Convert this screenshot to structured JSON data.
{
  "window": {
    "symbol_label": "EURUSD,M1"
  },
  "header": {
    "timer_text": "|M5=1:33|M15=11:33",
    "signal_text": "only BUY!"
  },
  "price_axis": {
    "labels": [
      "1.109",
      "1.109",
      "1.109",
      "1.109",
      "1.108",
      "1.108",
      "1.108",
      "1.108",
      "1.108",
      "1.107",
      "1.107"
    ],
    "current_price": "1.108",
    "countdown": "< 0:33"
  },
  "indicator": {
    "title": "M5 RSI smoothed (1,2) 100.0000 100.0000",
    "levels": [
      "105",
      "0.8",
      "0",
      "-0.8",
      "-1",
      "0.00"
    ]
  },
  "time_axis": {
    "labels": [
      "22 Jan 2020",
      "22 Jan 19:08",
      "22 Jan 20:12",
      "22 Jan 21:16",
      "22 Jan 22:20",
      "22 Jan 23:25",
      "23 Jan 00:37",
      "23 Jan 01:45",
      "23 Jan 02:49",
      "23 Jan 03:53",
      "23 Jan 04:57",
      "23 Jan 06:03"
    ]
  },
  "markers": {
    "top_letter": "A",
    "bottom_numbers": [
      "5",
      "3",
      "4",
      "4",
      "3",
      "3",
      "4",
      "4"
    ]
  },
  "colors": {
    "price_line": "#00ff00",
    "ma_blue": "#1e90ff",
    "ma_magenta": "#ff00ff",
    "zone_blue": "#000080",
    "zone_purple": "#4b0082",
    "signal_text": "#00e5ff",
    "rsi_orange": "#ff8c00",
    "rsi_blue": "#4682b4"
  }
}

::::::::::

| Problem to work on |
Copy out the material word for word and line for line.

| Solution |
Convert this screenshot to structured JSON data.
{
  "window": {
    "symbol_label": "EURUSD,M1"
  },
  "header": {
    "timer_text": "|M5=1:33|M15=11:33",
    "signal_text": "only BUY!"
  },
  "price_axis": {
    "labels": [
      "1.109",
      "1.109",
      "1.109",
      "1.109",
      "1.108",
      "1.108",
      "1.108",
      "1.108",
      "1.108",
      "1.107",
      "1.107"
    ],
    "current_price": "1.108",
    "countdown": "< 0:33"
  },
  "indicator": {
    "title": "M5 RSI smoothed (1,2) 100.0000 100.0000",
    "levels": [
      "105",
      "0.8",
      "0",
      "-0.8",
      "-1",
      "0.00"
    ]
  },
  "time_axis": {
    "labels": [
      "22 Jan 2020",
      "22 Jan 19:08",
      "22 Jan 20:12",
      "22 Jan 21:16",
      "22 Jan 22:20",
      "22 Jan 23:25",
      "23 Jan 00:37",
      "23 Jan 01:45",
      "23 Jan 02:49",
      "23 Jan 03:53",
      "23 Jan 04:57",
      "23 Jan 06:03"
    ]
  },
  "markers": {
    "top_letter": "A",
    "bottom_numbers": [
      "5",
      "3",
      "4",
      "4",
      "3",
      "3",
      "4",
      "4"
    ]
  },
  "colors": {
    "price_line": "#00ff00",
    "ma_blue": "#1e90ff",
    "ma_magenta": "#ff00ff",
    "zone_blue": "#000080",
    "zone_purple": "#4b0082",
    "signal_text": "#00e5ff",
    "rsi_orange": "#ff8c00",
    "rsi_blue": "#4682b4"
  }
}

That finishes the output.